# [WHAT YOU NEED TO DO]
Transcribe the data that follows precisely, omitting nothing.

* * * *

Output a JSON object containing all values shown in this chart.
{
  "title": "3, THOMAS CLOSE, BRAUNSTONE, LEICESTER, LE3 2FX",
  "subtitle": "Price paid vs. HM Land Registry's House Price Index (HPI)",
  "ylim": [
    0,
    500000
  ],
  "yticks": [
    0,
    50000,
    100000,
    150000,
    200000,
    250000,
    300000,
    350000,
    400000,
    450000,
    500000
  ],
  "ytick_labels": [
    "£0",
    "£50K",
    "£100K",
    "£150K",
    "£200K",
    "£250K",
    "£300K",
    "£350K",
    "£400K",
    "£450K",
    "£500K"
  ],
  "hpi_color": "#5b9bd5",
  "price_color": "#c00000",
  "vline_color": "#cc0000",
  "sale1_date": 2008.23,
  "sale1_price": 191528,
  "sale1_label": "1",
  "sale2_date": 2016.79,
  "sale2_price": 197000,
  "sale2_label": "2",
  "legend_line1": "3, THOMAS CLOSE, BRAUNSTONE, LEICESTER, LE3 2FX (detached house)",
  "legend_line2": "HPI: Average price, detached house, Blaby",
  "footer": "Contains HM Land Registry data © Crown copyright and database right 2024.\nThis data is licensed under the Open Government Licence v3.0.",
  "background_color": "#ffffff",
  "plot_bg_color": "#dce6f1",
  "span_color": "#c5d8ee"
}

* * * *

# [EXERCISE ANSWER]
Output a JSON object containing all values shown in this chart.
{
  "title": "3, THOMAS CLOSE, BRAUNSTONE, LEICESTER, LE3 2FX",
  "subtitle": "Price paid vs. HM Land Registry's House Price Index (HPI)",
  "ylim": [
    0,
    500000
  ],
  "yticks": [
    0,
    50000,
    100000,
    150000,
    200000,
    250000,
    300000,
    350000,
    400000,
    450000,
    500000
  ],
  "ytick_labels": [
    "£0",
    "£50K",
    "£100K",
    "£150K",
    "£200K",
    "£250K",
    "£300K",
    "£350K",
    "£400K",
    "£450K",
    "£500K"
  ],
  "hpi_color": "#5b9bd5",
  "price_color": "#c00000",
  "vline_color": "#cc0000",
  "sale1_date": 2008.23,
  "sale1_price": 191528,
  "sale1_label": "1",
  "sale2_date": 2016.79,
  "sale2_price": 197000,
  "sale2_label": "2",
  "legend_line1": "3, THOMAS CLOSE, BRAUNSTONE, LEICESTER, LE3 2FX (detached house)",
  "legend_line2": "HPI: Average price, detached house, Blaby",
  "footer": "Contains HM Land Registry data © Crown copyright and database right 2024.\nThis data is licensed under the Open Government Licence v3.0.",
  "background_color": "#ffffff",
  "plot_bg_color": "#dce6f1",
  "span_color": "#c5d8ee"
}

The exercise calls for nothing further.